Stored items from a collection
....................

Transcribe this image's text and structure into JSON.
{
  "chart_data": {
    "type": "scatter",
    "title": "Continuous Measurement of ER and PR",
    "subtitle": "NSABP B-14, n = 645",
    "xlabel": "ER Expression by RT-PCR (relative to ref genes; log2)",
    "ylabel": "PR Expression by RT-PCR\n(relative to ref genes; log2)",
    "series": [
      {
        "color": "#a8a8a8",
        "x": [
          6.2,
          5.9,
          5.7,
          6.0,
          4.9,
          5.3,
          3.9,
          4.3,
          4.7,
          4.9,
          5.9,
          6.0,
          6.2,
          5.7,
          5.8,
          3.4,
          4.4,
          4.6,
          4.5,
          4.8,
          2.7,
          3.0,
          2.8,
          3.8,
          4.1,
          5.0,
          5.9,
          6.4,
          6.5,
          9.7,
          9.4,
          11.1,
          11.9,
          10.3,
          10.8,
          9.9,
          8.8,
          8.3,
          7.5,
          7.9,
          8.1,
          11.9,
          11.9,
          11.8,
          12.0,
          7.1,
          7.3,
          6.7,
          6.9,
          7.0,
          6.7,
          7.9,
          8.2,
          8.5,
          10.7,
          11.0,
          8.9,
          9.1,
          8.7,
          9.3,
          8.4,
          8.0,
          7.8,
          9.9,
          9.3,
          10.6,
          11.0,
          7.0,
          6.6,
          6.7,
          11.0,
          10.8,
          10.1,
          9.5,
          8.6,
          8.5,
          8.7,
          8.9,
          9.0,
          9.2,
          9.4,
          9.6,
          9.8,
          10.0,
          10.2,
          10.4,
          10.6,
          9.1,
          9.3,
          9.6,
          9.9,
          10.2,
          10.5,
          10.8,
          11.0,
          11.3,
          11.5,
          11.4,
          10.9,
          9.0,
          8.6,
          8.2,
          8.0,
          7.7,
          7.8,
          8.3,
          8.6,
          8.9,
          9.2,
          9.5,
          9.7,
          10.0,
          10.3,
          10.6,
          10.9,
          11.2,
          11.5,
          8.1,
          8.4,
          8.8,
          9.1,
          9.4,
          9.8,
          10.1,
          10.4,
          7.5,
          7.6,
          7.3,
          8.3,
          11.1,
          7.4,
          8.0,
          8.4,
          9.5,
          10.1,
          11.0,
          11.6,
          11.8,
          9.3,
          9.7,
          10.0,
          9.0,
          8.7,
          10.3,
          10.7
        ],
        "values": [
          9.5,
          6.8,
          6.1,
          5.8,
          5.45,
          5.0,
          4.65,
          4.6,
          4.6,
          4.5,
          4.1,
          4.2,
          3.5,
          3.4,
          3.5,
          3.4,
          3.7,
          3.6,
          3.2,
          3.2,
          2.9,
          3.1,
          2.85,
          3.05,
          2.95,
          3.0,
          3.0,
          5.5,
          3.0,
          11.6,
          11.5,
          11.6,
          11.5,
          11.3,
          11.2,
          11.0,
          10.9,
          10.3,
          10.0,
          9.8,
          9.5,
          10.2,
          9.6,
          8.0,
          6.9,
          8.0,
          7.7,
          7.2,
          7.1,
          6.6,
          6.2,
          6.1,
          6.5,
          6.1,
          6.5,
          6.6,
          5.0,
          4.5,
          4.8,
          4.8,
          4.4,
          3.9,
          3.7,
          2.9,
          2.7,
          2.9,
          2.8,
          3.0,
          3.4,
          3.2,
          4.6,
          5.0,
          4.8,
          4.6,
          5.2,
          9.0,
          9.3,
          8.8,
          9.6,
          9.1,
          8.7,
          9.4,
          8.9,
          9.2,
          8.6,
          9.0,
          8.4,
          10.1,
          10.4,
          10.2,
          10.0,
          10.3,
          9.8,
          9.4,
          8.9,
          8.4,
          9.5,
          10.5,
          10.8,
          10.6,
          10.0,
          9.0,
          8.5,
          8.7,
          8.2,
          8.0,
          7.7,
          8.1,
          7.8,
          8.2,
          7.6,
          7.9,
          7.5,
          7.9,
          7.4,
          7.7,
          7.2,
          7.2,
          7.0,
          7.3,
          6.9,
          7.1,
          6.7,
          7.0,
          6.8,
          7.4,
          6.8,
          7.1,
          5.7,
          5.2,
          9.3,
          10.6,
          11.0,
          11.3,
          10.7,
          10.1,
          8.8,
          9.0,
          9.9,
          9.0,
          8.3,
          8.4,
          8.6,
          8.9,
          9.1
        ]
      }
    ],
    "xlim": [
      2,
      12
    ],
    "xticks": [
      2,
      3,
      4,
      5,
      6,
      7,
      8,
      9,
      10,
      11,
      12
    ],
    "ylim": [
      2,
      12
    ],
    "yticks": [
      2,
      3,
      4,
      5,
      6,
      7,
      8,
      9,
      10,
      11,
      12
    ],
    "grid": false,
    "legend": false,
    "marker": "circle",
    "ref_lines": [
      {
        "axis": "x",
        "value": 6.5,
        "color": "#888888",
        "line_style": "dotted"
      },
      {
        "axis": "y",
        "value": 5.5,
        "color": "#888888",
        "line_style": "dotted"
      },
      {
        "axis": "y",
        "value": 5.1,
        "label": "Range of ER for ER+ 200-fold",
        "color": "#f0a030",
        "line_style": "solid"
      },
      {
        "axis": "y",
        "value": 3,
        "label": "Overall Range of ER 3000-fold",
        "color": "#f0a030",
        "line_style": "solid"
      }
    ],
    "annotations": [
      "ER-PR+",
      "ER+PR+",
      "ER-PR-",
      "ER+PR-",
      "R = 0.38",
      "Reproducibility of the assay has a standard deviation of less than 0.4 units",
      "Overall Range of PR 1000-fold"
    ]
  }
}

....................

▸ Assigned task:
Copy all of the entries above exactly as shown.

▸ Response to this task:
Transcribe this image's text and structure into JSON.
{
  "chart_data": {
    "type": "scatter",
    "title": "Continuous Measurement of ER and PR",
    "subtitle": "NSABP B-14, n = 645",
    "xlabel": "ER Expression by RT-PCR (relative to ref genes; log2)",
    "ylabel": "PR Expression by RT-PCR\n(relative to ref genes; log2)",
    "series": [
      {
        "color": "#a8a8a8",
        "x": [
          6.2,
          5.9,
          5.7,
          6.0,
          4.9,
          5.3,
          3.9,
          4.3,
          4.7,
          4.9,
          5.9,
          6.0,
          6.2,
          5.7,
          5.8,
          3.4,
          4.4,
          4.6,
          4.5,
          4.8,
          2.7,
          3.0,
          2.8,
          3.8,
          4.1,
          5.0,
          5.9,
          6.4,
          6.5,
          9.7,
          9.4,
          11.1,
          11.9,
          10.3,
          10.8,
          9.9,
          8.8,
          8.3,
          7.5,
          7.9,
          8.1,
          11.9,
          11.9,
          11.8,
          12.0,
          7.1,
          7.3,
          6.7,
          6.9,
          7.0,
          6.7,
          7.9,
          8.2,
          8.5,
          10.7,
          11.0,
          8.9,
          9.1,
          8.7,
          9.3,
          8.4,
          8.0,
          7.8,
          9.9,
          9.3,
          10.6,
          11.0,
          7.0,
          6.6,
          6.7,
          11.0,
          10.8,
          10.1,
          9.5,
          8.6,
          8.5,
          8.7,
          8.9,
          9.0,
          9.2,
          9.4,
          9.6,
          9.8,
          10.0,
          10.2,
          10.4,
          10.6,
          9.1,
          9.3,
          9.6,
          9.9,
          10.2,
          10.5,
          10.8,
          11.0,
          11.3,
          11.5,
          11.4,
          10.9,
          9.0,
          8.6,
          8.2,
          8.0,
          7.7,
          7.8,
          8.3,
          8.6,
          8.9,
          9.2,
          9.5,
          9.7,
          10.0,
          10.3,
          10.6,
          10.9,
          11.2,
          11.5,
          8.1,
          8.4,
          8.8,
          9.1,
          9.4,
          9.8,
          10.1,
          10.4,
          7.5,
          7.6,
          7.3,
          8.3,
          11.1,
          7.4,
          8.0,
          8.4,
          9.5,
          10.1,
          11.0,
          11.6,
          11.8,
          9.3,
          9.7,
          10.0,
          9.0,
          8.7,
          10.3,
          10.7
        ],
        "values": [
          9.5,
          6.8,
          6.1,
          5.8,
          5.45,
          5.0,
          4.65,
          4.6,
          4.6,
          4.5,
          4.1,
          4.2,
          3.5,
          3.4,
          3.5,
          3.4,
          3.7,
          3.6,
          3.2,
          3.2,
          2.9,
          3.1,
          2.85,
          3.05,
          2.95,
          3.0,
          3.0,
          5.5,
          3.0,
          11.6,
          11.5,
          11.6,
          11.5,
          11.3,
          11.2,
          11.0,
          10.9,
          10.3,
          10.0,
          9.8,
          9.5,
          10.2,
          9.6,
          8.0,
          6.9,
          8.0,
          7.7,
          7.2,
          7.1,
          6.6,
          6.2,
          6.1,
          6.5,
          6.1,
          6.5,
          6.6,
          5.0,
          4.5,
          4.8,
          4.8,
          4.4,
          3.9,
          3.7,
          2.9,
          2.7,
          2.9,
          2.8,
          3.0,
          3.4,
          3.2,
          4.6,
          5.0,
          4.8,
          4.6,
          5.2,
          9.0,
          9.3,
          8.8,
          9.6,
          9.1,
          8.7,
          9.4,
          8.9,
          9.2,
          8.6,
          9.0,
          8.4,
          10.1,
          10.4,
          10.2,
          10.0,
          10.3,
          9.8,
          9.4,
          8.9,
          8.4,
          9.5,
          10.5,
          10.8,
          10.6,
          10.0,
          9.0,
          8.5,
          8.7,
          8.2,
          8.0,
          7.7,
          8.1,
          7.8,
          8.2,
          7.6,
          7.9,
          7.5,
          7.9,
          7.4,
          7.7,
          7.2,
          7.2,
          7.0,
          7.3,
          6.9,
          7.1,
          6.7,
          7.0,
          6.8,
          7.4,
          6.8,
          7.1,
          5.7,
          5.2,
          9.3,
          10.6,
          11.0,
          11.3,
          10.7,
          10.1,
          8.8,
          9.0,
          9.9,
          9.0,
          8.3,
          8.4,
          8.6,
          8.9,
          9.1
        ]
      }
    ],
    "xlim": [
      2,
      12
    ],
    "xticks": [
      2,
      3,
      4,
      5,
      6,
      7,
      8,
      9,
      10,
      11,
      12
    ],
    "ylim": [
      2,
      12
    ],
    "yticks": [
      2,
      3,
      4,
      5,
      6,
      7,
      8,
      9,
      10,
      11,
      12
    ],
    "grid": false,
    "legend": false,
    "marker": "circle",
    "ref_lines": [
      {
        "axis": "x",
        "value": 6.5,
        "color": "#888888",
        "line_style": "dotted"
      },
      {
        "axis": "y",
        "value": 5.5,
        "color": "#888888",
        "line_style": "dotted"
      },
      {
        "axis": "y",
        "value": 5.1,
        "label": "Range of ER for ER+ 200-fold",
        "color": "#f0a030",
        "line_style": "solid"
      },
      {
        "axis": "y",
        "value": 3,
        "label": "Overall Range of ER 3000-fold",
        "color": "#f0a030",
        "line_style": "solid"
      }
    ],
    "annotations": [
      "ER-PR+",
      "ER+PR+",
      "ER-PR-",
      "ER+PR-",
      "R = 0.38",
      "Reproducibility of the assay has a standard deviation of less than 0.4 units",
      "Overall Range of PR 1000-fold"
    ]
  }
}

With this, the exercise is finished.